#### BRIEF:
Return each line of the records below that contains the string "micro". Case counts.

#### THE INPUT:
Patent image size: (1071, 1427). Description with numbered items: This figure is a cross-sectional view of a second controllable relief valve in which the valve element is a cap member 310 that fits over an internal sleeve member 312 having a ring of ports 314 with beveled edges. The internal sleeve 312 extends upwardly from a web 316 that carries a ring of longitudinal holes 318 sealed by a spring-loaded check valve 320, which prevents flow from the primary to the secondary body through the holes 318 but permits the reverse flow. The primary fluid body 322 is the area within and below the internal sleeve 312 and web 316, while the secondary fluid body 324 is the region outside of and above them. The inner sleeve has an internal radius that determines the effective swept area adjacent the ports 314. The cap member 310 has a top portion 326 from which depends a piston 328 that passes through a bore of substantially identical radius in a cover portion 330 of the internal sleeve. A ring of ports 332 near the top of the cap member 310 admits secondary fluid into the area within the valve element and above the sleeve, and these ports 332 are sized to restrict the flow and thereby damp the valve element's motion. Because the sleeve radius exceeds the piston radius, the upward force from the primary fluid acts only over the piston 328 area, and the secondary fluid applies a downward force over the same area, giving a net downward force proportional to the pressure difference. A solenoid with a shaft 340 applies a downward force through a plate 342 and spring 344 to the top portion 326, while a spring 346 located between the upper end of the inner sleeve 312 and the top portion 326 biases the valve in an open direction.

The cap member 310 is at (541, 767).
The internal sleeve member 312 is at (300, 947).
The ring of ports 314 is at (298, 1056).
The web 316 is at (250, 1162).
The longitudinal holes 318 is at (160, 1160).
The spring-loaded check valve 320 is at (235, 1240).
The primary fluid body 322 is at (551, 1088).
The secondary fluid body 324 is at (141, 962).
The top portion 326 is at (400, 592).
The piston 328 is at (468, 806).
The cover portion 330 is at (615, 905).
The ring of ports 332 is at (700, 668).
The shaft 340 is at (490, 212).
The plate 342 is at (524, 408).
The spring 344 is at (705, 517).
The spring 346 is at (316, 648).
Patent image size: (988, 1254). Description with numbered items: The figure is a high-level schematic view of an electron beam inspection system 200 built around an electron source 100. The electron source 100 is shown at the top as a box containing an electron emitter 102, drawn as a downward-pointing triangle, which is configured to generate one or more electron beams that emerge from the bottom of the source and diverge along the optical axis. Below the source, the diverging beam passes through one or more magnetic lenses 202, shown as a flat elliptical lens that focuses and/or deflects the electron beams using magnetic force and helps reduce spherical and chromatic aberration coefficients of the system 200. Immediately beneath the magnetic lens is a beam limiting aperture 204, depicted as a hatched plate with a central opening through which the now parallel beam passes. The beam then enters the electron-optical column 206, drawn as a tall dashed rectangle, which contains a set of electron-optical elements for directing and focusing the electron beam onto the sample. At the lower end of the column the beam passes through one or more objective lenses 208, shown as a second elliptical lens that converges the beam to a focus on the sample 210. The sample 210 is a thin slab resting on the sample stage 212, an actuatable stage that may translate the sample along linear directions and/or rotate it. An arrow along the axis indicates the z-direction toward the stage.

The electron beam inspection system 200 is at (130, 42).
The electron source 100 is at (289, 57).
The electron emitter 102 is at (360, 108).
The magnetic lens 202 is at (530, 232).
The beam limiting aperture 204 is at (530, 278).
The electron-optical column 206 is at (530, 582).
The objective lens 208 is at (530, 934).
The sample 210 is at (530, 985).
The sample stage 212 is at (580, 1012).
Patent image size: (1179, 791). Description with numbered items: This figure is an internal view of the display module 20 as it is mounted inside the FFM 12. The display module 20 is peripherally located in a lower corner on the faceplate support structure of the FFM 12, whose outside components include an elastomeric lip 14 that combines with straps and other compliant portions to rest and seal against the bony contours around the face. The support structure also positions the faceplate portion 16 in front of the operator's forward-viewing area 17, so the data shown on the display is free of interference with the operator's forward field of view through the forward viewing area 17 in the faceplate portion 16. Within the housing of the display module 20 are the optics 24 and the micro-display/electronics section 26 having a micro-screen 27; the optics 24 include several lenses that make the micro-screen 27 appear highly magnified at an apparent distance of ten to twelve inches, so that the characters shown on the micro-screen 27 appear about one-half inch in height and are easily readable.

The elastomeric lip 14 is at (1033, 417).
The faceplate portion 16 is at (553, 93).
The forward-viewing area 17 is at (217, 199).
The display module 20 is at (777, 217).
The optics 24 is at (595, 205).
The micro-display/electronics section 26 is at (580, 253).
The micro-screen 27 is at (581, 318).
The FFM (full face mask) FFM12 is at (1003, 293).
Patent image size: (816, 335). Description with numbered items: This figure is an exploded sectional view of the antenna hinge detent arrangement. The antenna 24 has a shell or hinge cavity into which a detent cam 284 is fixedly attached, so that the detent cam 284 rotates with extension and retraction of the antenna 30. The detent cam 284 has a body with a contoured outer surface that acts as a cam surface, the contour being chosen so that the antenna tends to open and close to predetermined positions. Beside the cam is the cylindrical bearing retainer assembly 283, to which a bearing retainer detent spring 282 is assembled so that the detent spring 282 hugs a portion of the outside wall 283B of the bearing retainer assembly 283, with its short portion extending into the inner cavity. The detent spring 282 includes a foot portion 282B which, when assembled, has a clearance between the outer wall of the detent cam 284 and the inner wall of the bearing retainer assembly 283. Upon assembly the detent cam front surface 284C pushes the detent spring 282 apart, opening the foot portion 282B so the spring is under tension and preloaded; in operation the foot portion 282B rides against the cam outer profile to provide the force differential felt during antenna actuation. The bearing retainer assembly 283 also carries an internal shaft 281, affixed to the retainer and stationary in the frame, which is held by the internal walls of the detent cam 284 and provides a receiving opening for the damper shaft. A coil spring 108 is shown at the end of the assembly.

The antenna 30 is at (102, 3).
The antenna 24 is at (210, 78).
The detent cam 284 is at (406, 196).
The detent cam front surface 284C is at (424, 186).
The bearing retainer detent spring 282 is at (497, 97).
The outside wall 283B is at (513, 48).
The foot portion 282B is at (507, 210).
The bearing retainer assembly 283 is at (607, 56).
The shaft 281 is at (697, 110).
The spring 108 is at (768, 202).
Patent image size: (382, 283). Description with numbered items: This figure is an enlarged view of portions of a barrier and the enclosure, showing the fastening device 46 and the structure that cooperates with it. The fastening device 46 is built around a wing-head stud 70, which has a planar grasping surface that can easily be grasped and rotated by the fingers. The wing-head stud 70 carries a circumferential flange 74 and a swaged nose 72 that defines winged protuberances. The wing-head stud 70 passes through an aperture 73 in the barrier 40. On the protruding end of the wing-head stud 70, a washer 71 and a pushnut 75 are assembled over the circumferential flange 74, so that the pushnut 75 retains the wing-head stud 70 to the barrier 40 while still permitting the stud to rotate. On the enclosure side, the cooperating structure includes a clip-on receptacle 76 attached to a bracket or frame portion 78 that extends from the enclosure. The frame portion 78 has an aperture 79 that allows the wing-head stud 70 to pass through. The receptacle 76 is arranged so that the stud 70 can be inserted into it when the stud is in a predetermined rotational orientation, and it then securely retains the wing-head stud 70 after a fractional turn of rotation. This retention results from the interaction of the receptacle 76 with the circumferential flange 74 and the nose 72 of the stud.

#### OUTPUT OF THE EXERCISE:
Patent image size: (1179, 791). Description with numbered items: This figure is an internal view of the display module 20 as it is mounted inside the FFM 12. The display module 20 is peripherally located in a lower corner on the faceplate support structure of the FFM 12, whose outside components include an elastomeric lip 14 that combines with straps and other compliant portions to rest and seal against the bony contours around the face. The support structure also positions the faceplate portion 16 in front of the operator's forward-viewing area 17, so the data shown on the display is free of interference with the operator's forward field of view through the forward viewing area 17 in the faceplate portion 16. Within the housing of the display module 20 are the optics 24 and the micro-display/electronics section 26 having a micro-screen 27; the optics 24 include several lenses that make the micro-screen 27 appear highly magnified at an apparent distance of ten to twelve inches, so that the characters shown on the micro-screen 27 appear about one-half inch in height and are easily readable.
The micro-display/electronics section 26 is at (580, 253).
The micro-screen 27 is at (581, 318).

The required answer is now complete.